### Short problem
Can you reproduce every one of the items below word for word, leaving out the pictures?

### Data for this task
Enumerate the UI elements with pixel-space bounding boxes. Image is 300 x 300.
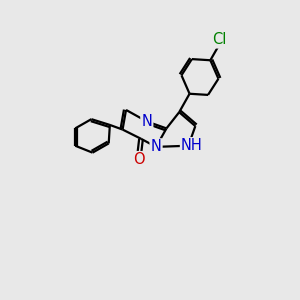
Text: N: N <box>151 140 161 154</box>
Text: N: N <box>141 114 152 129</box>
Text: Cl: Cl <box>212 32 227 47</box>
Text: O: O <box>133 152 145 167</box>
Text: NH: NH <box>181 138 203 153</box>
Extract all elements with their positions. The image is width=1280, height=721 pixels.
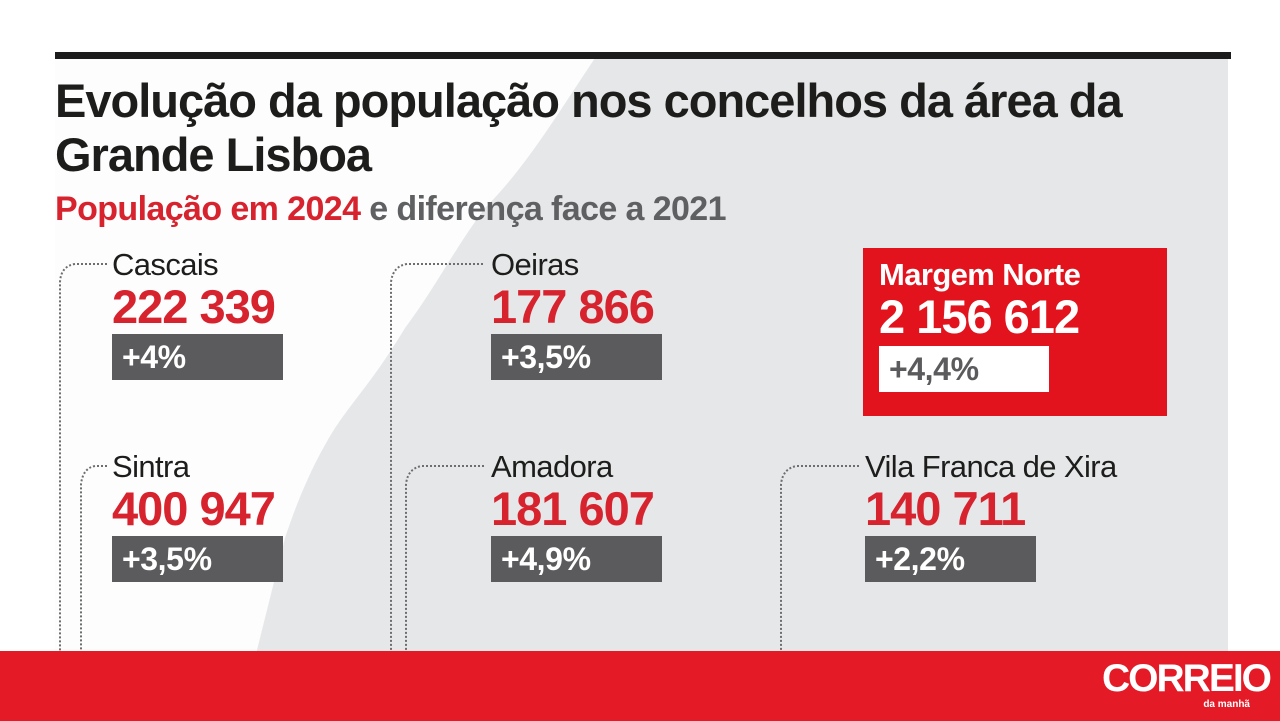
change-badge: +3,5% (112, 536, 283, 582)
change-badge: +4% (112, 334, 283, 380)
municipality-name: Amadora (491, 449, 613, 484)
total-change-badge: +4,4% (879, 346, 1049, 392)
subtitle-rest: e diferença face a 2021 (369, 190, 726, 228)
municipality-card-vila-franca-de-xira: Vila Franca de Xira 140 711 +2,2% (865, 450, 1117, 582)
population-value: 177 866 (491, 280, 655, 333)
infographic-subtitle: População em 2024 e diferença face a 202… (55, 188, 727, 230)
municipality-card-cascais: Cascais 222 339 +4% (112, 248, 283, 380)
brand-banner: CORREIO da manhã (0, 651, 1280, 721)
municipality-card-sintra: Sintra 400 947 +3,5% (112, 450, 283, 582)
population-value: 400 947 (112, 482, 276, 535)
logo-wordmark: CORREIO (1101, 657, 1272, 700)
municipality-card-oeiras: Oeiras 177 866 +3,5% (491, 248, 662, 380)
municipality-name: Vila Franca de Xira (865, 449, 1117, 484)
municipality-name: Oeiras (491, 247, 579, 282)
population-value: 140 711 (865, 482, 1026, 535)
top-rule-divider (55, 52, 1231, 59)
population-value: 222 339 (112, 280, 276, 333)
total-population-value: 2 156 612 (879, 290, 1080, 343)
correio-da-manha-logo[interactable]: CORREIO da manhã (1101, 657, 1272, 711)
total-card-margem-norte: Margem Norte 2 156 612 +4,4% (863, 248, 1167, 416)
change-badge: +2,2% (865, 536, 1036, 582)
municipality-name: Sintra (112, 449, 190, 484)
logo-tagline: da manhã (1203, 699, 1250, 710)
change-badge: +3,5% (491, 334, 662, 380)
subtitle-highlight: População em 2024 (55, 190, 361, 228)
infographic-title: Evolução da população nos concelhos da á… (55, 74, 1225, 182)
municipality-name: Cascais (112, 247, 219, 282)
municipality-card-amadora: Amadora 181 607 +4,9% (491, 450, 662, 582)
change-badge: +4,9% (491, 536, 662, 582)
population-value: 181 607 (491, 482, 655, 535)
infographic-title-text: Evolução da população nos concelhos da á… (55, 74, 1123, 181)
total-region-name: Margem Norte (879, 257, 1081, 292)
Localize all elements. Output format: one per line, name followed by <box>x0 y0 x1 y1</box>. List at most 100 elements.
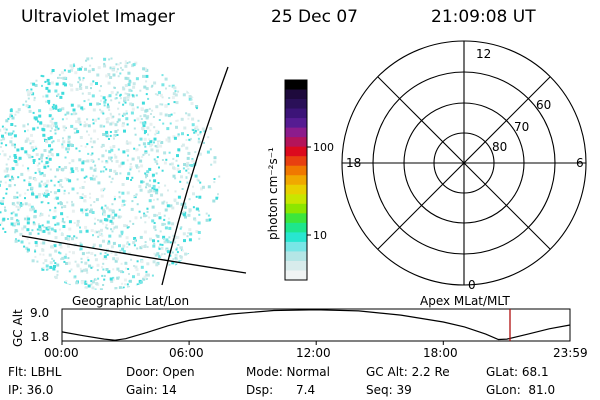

### Response for this exercise
Enumerate the UI elements with pixel-space bounding boxes. Image is 300 x 300.
Text: N: N <box>151 140 161 154</box>
Text: N: N <box>141 114 152 129</box>
Text: Cl: Cl <box>212 32 227 47</box>
Text: O: O <box>133 152 145 167</box>
Text: NH: NH <box>181 138 203 153</box>
Extract all elements with their positions. The image is width=1280, height=721 pixels.
change-badge: +3,5% (112, 536, 283, 582)
change-badge: +4% (112, 334, 283, 380)
municipality-name: Amadora (491, 449, 613, 484)
total-change-badge: +4,4% (879, 346, 1049, 392)
subtitle-rest: e diferença face a 2021 (369, 190, 726, 228)
municipality-card-vila-franca-de-xira: Vila Franca de Xira 140 711 +2,2% (865, 450, 1117, 582)
population-value: 177 866 (491, 280, 655, 333)
infographic-subtitle: População em 2024 e diferença face a 202… (55, 188, 727, 230)
municipality-card-cascais: Cascais 222 339 +4% (112, 248, 283, 380)
brand-banner: CORREIO da manhã (0, 651, 1280, 721)
municipality-card-sintra: Sintra 400 947 +3,5% (112, 450, 283, 582)
population-value: 400 947 (112, 482, 276, 535)
logo-wordmark: CORREIO (1101, 657, 1272, 700)
municipality-card-oeiras: Oeiras 177 866 +3,5% (491, 248, 662, 380)
municipality-name: Vila Franca de Xira (865, 449, 1117, 484)
municipality-name: Oeiras (491, 247, 579, 282)
population-value: 140 711 (865, 482, 1026, 535)
top-rule-divider (55, 52, 1231, 59)
population-value: 222 339 (112, 280, 276, 333)
total-population-value: 2 156 612 (879, 290, 1080, 343)
correio-da-manha-logo[interactable]: CORREIO da manhã (1101, 657, 1272, 711)
total-card-margem-norte: Margem Norte 2 156 612 +4,4% (863, 248, 1167, 416)
change-badge: +2,2% (865, 536, 1036, 582)
municipality-name: Sintra (112, 449, 190, 484)
logo-tagline: da manhã (1203, 699, 1250, 710)
change-badge: +3,5% (491, 334, 662, 380)
subtitle-highlight: População em 2024 (55, 190, 361, 228)
infographic-title: Evolução da população nos concelhos da á… (55, 74, 1225, 182)
municipality-name: Cascais (112, 247, 219, 282)
municipality-card-amadora: Amadora 181 607 +4,9% (491, 450, 662, 582)
change-badge: +4,9% (491, 536, 662, 582)
population-value: 181 607 (491, 482, 655, 535)
infographic-title-text: Evolução da população nos concelhos da á… (55, 74, 1123, 181)
total-region-name: Margem Norte (879, 257, 1081, 292)
Localize all elements. Output format: one per line, name followed by <box>x0 y0 x1 y1</box>. List at most 100 elements.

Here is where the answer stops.